[Dataset items]
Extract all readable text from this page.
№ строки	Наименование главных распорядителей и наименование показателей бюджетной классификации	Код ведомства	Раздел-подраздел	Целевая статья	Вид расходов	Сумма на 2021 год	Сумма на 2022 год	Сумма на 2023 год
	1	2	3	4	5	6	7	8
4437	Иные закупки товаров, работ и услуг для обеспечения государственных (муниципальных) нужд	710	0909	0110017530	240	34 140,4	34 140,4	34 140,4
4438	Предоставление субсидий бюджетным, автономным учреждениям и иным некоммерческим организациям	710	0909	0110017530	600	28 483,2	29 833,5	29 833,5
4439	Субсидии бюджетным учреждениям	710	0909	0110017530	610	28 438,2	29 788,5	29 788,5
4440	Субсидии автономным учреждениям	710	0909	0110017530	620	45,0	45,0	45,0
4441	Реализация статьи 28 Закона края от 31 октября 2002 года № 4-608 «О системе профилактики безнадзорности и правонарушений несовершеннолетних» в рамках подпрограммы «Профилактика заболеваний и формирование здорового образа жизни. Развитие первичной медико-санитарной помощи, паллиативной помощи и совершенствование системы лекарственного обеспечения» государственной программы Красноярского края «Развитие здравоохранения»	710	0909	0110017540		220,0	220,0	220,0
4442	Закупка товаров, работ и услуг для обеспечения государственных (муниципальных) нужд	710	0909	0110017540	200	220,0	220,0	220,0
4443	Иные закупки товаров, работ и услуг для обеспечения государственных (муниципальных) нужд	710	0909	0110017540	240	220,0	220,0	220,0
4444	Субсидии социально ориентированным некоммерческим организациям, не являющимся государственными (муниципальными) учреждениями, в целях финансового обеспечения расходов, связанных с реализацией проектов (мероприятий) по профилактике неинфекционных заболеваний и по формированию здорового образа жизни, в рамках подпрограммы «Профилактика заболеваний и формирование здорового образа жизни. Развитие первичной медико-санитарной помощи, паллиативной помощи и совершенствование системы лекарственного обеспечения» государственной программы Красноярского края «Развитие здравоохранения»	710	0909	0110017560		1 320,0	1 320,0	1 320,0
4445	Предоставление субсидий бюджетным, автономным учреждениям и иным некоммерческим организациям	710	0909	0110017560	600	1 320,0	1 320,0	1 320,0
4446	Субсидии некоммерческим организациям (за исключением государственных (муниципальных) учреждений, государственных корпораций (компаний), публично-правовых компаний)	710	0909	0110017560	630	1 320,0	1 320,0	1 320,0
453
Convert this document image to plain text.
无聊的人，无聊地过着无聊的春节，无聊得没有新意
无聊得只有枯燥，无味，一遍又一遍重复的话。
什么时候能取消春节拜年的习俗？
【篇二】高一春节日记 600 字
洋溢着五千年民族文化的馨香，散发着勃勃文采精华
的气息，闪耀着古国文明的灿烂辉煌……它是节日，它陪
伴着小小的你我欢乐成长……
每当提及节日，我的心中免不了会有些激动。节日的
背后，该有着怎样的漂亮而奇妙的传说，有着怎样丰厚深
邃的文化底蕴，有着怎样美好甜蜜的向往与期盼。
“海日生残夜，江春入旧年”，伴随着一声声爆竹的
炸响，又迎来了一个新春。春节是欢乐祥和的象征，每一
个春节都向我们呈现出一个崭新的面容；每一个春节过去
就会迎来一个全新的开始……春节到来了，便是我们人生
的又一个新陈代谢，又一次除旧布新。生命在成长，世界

## Your goal
Read through the data and copy every line where "подпрограммы" shows up.

## The output
4441	Реализация статьи 28 Закона края от 31 октября 2002 года № 4-608 «О системе профилактики безнадзорности и правонарушений несовершеннолетних» в рамках подпрограммы «Профилактика заболеваний и формирование здорового образа жизни. Развитие первичной медико-санитарной помощи, паллиативной помощи и совершенствование системы лекарственного обеспечения» государственной программы Красноярского края «Развитие здравоохранения»	710	0909	0110017540		220,0	220,0	220,0
4444	Субсидии социально ориентированным некоммерческим организациям, не являющимся государственными (муниципальными) учреждениями, в целях финансового обеспечения расходов, связанных с реализацией проектов (мероприятий) по профилактике неинфекционных заболеваний и по формированию здорового образа жизни, в рамках подпрограммы «Профилактика заболеваний и формирование здорового образа жизни. Развитие первичной медико-санитарной помощи, паллиативной помощи и совершенствование системы лекарственного обеспечения» государственной программы Красноярского края «Развитие здравоохранения»	710	0909	0110017560		1 320,0	1 320,0	1 320,0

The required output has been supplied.